What the task requires – Scan the records below. List lines holding "more".

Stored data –
=-=-=
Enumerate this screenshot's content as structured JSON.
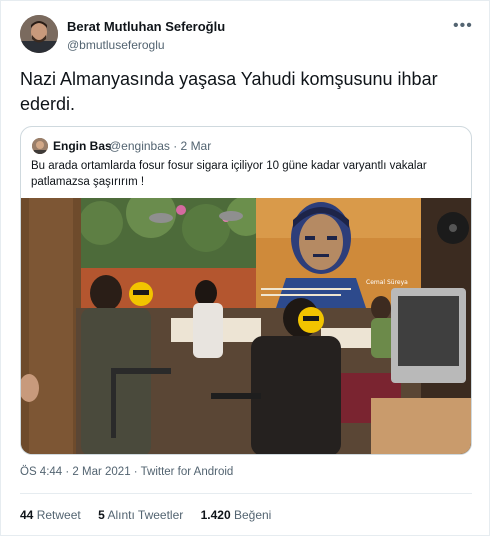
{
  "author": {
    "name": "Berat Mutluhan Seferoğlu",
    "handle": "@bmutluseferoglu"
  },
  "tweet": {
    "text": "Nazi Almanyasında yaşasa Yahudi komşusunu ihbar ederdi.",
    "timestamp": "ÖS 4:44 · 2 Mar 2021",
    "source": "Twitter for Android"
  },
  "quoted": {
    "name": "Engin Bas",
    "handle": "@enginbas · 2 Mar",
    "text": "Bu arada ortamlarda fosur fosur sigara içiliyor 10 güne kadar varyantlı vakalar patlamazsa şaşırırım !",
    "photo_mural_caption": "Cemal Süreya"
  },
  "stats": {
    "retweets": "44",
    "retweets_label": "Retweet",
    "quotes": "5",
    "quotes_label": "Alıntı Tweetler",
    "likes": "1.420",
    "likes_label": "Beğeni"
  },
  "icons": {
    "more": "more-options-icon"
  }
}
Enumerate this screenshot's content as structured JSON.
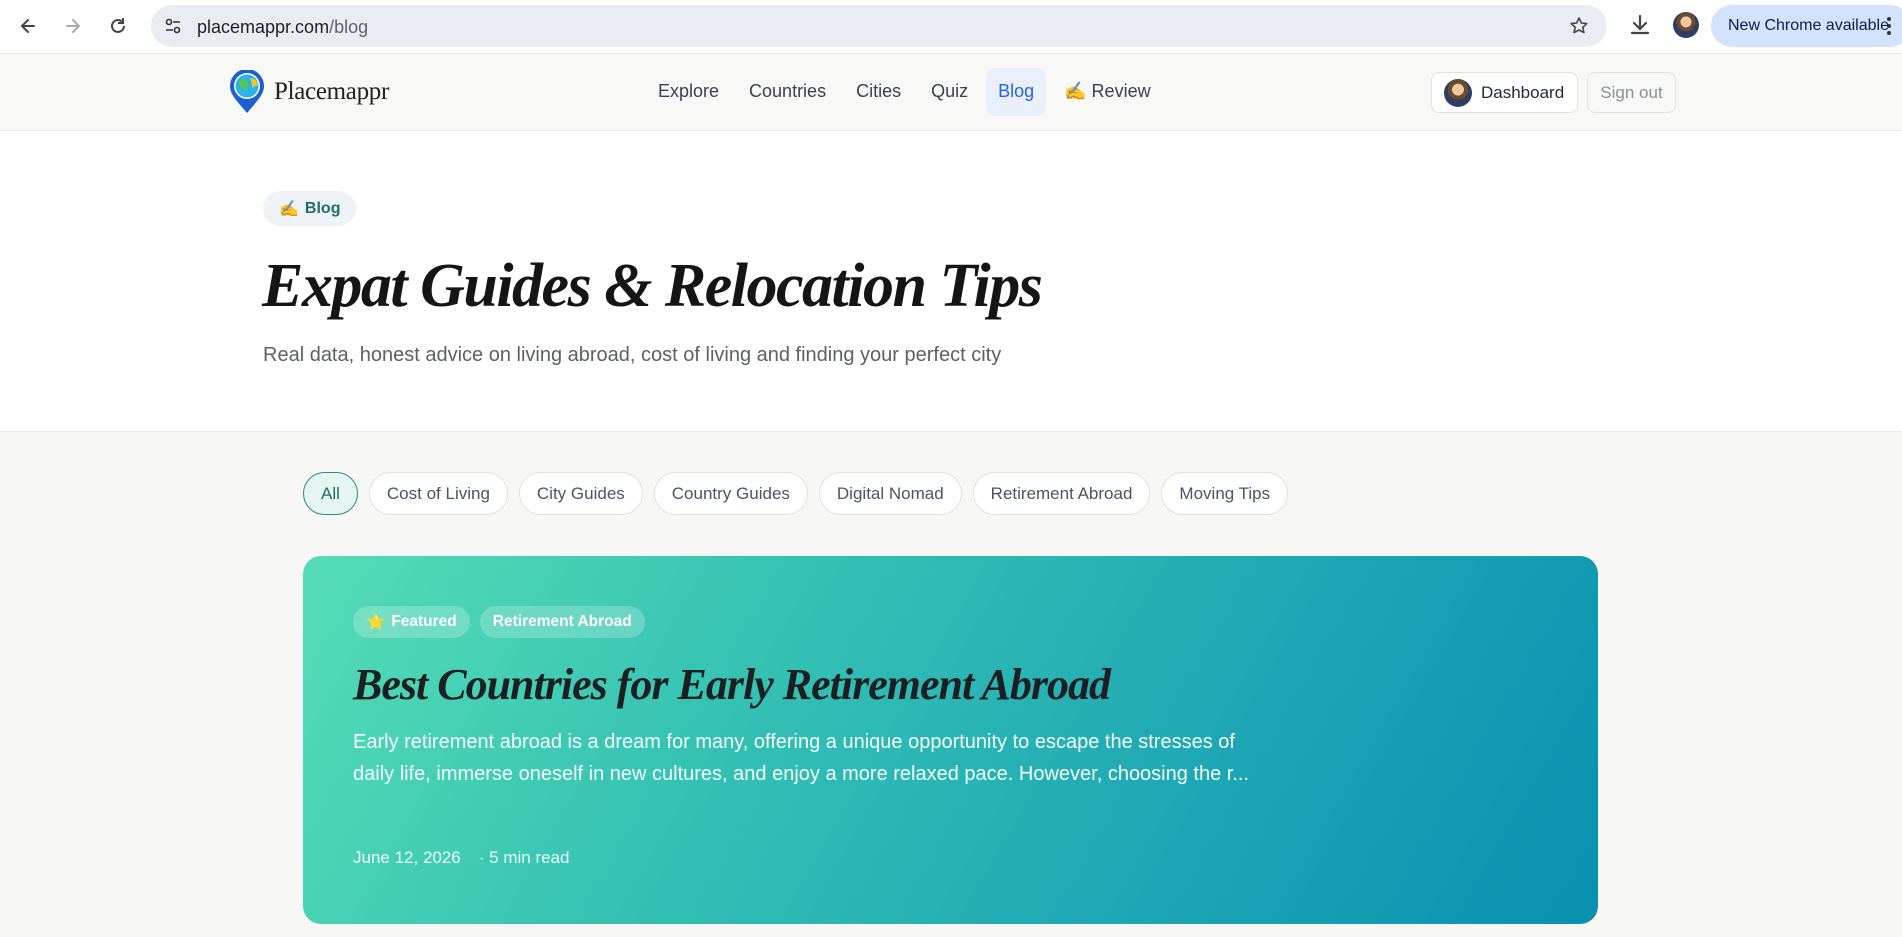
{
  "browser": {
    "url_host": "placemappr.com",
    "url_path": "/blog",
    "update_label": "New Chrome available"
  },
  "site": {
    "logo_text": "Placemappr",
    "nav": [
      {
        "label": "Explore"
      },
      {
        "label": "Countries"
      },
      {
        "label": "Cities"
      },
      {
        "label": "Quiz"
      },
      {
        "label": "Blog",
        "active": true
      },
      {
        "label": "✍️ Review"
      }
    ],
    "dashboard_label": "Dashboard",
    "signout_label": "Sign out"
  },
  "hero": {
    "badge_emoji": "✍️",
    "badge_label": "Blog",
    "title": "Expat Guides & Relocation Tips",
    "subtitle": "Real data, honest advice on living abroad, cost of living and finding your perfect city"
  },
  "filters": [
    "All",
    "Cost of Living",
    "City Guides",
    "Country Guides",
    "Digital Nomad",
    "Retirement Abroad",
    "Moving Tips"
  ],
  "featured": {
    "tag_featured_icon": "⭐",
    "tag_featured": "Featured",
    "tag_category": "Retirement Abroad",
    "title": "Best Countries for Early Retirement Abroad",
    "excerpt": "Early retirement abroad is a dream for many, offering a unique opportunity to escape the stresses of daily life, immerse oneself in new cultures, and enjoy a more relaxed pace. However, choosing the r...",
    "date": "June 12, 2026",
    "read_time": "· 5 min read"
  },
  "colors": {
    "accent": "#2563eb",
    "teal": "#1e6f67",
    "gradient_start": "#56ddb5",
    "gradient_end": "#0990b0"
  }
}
=-=-=
Solution –
    "more": "more-options-icon"
    "excerpt": "Early retirement abroad is a dream for many, offering a unique opportunity to escape the stresses of daily life, immerse oneself in new cultures, and enjoy a more relaxed pace. However, choosing the r...",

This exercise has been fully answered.